GOAL OF THE EXERCISE: Print out every line, exactly as written.

RECORDS PROVIDED:

—————

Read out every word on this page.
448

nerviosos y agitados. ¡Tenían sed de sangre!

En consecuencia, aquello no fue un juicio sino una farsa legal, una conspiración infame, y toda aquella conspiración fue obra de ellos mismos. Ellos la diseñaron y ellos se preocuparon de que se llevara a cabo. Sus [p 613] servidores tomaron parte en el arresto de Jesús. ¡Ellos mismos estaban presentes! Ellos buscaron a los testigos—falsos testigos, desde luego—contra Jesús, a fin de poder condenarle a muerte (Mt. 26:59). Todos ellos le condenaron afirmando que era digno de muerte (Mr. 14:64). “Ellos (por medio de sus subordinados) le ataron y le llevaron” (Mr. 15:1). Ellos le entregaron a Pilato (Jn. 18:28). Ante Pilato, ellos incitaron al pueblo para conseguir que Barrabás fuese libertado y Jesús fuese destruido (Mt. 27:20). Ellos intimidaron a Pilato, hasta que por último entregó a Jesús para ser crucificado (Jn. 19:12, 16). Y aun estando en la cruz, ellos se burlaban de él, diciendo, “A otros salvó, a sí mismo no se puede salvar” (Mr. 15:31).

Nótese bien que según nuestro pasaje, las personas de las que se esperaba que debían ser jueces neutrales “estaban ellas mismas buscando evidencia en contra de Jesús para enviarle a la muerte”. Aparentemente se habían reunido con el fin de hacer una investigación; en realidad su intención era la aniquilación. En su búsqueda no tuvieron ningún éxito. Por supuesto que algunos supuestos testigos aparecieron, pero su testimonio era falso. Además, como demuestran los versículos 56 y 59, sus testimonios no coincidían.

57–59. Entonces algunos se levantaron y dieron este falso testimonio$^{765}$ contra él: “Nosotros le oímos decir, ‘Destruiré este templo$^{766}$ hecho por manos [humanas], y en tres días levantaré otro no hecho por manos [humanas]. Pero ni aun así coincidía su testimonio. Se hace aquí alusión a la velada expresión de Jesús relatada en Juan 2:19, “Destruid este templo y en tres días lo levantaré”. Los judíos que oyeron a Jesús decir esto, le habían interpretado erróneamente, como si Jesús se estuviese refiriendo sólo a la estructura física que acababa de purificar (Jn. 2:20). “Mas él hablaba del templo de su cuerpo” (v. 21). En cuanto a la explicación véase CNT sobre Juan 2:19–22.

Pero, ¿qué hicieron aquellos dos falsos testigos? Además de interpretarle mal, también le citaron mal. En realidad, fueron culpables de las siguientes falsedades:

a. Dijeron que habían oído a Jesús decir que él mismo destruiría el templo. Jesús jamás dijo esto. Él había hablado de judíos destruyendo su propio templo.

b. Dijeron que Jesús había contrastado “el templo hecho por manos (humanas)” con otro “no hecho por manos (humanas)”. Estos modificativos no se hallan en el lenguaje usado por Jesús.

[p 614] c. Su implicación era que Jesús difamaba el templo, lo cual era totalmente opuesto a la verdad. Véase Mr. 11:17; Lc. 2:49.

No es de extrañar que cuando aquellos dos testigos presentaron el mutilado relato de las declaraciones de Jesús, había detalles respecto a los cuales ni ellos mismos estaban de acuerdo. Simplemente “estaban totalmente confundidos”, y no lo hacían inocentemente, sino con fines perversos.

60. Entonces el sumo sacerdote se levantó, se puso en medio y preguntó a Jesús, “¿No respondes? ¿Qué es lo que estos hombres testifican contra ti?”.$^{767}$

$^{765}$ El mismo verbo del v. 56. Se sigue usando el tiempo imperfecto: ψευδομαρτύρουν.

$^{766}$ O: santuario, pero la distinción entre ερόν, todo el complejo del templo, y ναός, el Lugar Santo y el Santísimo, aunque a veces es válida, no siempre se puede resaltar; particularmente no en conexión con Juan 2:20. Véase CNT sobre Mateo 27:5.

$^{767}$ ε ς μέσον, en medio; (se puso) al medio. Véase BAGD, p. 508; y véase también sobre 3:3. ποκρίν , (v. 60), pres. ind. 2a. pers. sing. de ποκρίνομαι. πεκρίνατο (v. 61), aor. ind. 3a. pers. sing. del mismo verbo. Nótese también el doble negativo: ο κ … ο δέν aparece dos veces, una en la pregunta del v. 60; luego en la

—————

ANSWER TO THE PROBLEM:
Read out every word on this page.
448

nerviosos y agitados. ¡Tenían sed de sangre!

En consecuencia, aquello no fue un juicio sino una farsa legal, una conspiración infame, y toda aquella conspiración fue obra de ellos mismos. Ellos la diseñaron y ellos se preocuparon de que se llevara a cabo. Sus [p 613] servidores tomaron parte en el arresto de Jesús. ¡Ellos mismos estaban presentes! Ellos buscaron a los testigos—falsos testigos, desde luego—contra Jesús, a fin de poder condenarle a muerte (Mt. 26:59). Todos ellos le condenaron afirmando que era digno de muerte (Mr. 14:64). “Ellos (por medio de sus subordinados) le ataron y le llevaron” (Mr. 15:1). Ellos le entregaron a Pilato (Jn. 18:28). Ante Pilato, ellos incitaron al pueblo para conseguir que Barrabás fuese libertado y Jesús fuese destruido (Mt. 27:20). Ellos intimidaron a Pilato, hasta que por último entregó a Jesús para ser crucificado (Jn. 19:12, 16). Y aun estando en la cruz, ellos se burlaban de él, diciendo, “A otros salvó, a sí mismo no se puede salvar” (Mr. 15:31).

Nótese bien que según nuestro pasaje, las personas de las que se esperaba que debían ser jueces neutrales “estaban ellas mismas buscando evidencia en contra de Jesús para enviarle a la muerte”. Aparentemente se habían reunido con el fin de hacer una investigación; en realidad su intención era la aniquilación. En su búsqueda no tuvieron ningún éxito. Por supuesto que algunos supuestos testigos aparecieron, pero su testimonio era falso. Además, como demuestran los versículos 56 y 59, sus testimonios no coincidían.

57–59. Entonces algunos se levantaron y dieron este falso testimonio$^{765}$ contra él: “Nosotros le oímos decir, ‘Destruiré este templo$^{766}$ hecho por manos [humanas], y en tres días levantaré otro no hecho por manos [humanas]. Pero ni aun así coincidía su testimonio. Se hace aquí alusión a la velada expresión de Jesús relatada en Juan 2:19, “Destruid este templo y en tres días lo levantaré”. Los judíos que oyeron a Jesús decir esto, le habían interpretado erróneamente, como si Jesús se estuviese refiriendo sólo a la estructura física que acababa de purificar (Jn. 2:20). “Mas él hablaba del templo de su cuerpo” (v. 21). En cuanto a la explicación véase CNT sobre Juan 2:19–22.

Pero, ¿qué hicieron aquellos dos falsos testigos? Además de interpretarle mal, también le citaron mal. En realidad, fueron culpables de las siguientes falsedades:

a. Dijeron que habían oído a Jesús decir que él mismo destruiría el templo. Jesús jamás dijo esto. Él había hablado de judíos destruyendo su propio templo.

b. Dijeron que Jesús había contrastado “el templo hecho por manos (humanas)” con otro “no hecho por manos (humanas)”. Estos modificativos no se hallan en el lenguaje usado por Jesús.

[p 614] c. Su implicación era que Jesús difamaba el templo, lo cual era totalmente opuesto a la verdad. Véase Mr. 11:17; Lc. 2:49.

No es de extrañar que cuando aquellos dos testigos presentaron el mutilado relato de las declaraciones de Jesús, había detalles respecto a los cuales ni ellos mismos estaban de acuerdo. Simplemente “estaban totalmente confundidos”, y no lo hacían inocentemente, sino con fines perversos.

60. Entonces el sumo sacerdote se levantó, se puso en medio y preguntó a Jesús, “¿No respondes? ¿Qué es lo que estos hombres testifican contra ti?”.$^{767}$

$^{765}$ El mismo verbo del v. 56. Se sigue usando el tiempo imperfecto: ψευδομαρτύρουν.

$^{766}$ O: santuario, pero la distinción entre ερόν, todo el complejo del templo, y ναός, el Lugar Santo y el Santísimo, aunque a veces es válida, no siempre se puede resaltar; particularmente no en conexión con Juan 2:20. Véase CNT sobre Mateo 27:5.

$^{767}$ ε ς μέσον, en medio; (se puso) al medio. Véase BAGD, p. 508; y véase también sobre 3:3. ποκρίν , (v. 60), pres. ind. 2a. pers. sing. de ποκρίνομαι. πεκρίνατο (v. 61), aor. ind. 3a. pers. sing. del mismo verbo. Nótese también el doble negativo: ο κ … ο δέν aparece dos veces, una en la pregunta del v. 60; luego en la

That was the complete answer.